==== RECORDS PROVIDED
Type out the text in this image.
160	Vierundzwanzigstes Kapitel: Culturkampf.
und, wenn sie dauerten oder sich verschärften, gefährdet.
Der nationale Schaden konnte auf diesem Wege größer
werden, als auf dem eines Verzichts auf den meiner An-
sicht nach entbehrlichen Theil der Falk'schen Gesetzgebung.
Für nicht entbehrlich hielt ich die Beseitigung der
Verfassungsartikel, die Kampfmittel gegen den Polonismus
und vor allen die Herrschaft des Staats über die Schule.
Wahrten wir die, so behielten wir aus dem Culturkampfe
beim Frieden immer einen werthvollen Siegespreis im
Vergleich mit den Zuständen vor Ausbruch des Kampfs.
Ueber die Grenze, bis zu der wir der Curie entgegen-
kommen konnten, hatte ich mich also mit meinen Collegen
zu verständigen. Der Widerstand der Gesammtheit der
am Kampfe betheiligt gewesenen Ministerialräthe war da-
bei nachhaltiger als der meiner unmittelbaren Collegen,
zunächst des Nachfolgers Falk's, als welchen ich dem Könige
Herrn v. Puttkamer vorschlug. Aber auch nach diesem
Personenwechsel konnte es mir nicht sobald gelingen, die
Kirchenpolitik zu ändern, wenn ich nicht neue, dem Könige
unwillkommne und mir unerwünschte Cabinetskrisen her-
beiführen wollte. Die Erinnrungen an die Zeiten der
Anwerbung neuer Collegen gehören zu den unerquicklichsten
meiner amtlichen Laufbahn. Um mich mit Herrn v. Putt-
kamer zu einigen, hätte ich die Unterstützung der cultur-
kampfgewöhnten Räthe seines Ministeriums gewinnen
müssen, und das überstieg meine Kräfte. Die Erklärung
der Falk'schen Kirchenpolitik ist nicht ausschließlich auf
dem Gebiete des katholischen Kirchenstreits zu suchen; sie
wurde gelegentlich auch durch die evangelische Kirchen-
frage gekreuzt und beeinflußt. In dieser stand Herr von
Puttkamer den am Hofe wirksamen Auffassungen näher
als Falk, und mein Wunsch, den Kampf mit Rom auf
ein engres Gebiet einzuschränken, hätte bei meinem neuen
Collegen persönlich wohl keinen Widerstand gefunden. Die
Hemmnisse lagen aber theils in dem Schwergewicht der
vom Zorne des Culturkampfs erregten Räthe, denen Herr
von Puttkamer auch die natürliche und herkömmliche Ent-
========
- _EXERCISE REQUIREMENTS_
Look through the material above. Copy each line where the word "meiner" appears.

- _OUTPUT FOR THIS EXERCISE_
werden, als auf dem eines Verzichts auf den meiner An-
bei nachhaltiger als der meiner unmittelbaren Collegen,
meiner amtlichen Laufbahn. Um mich mit Herrn v. Putt-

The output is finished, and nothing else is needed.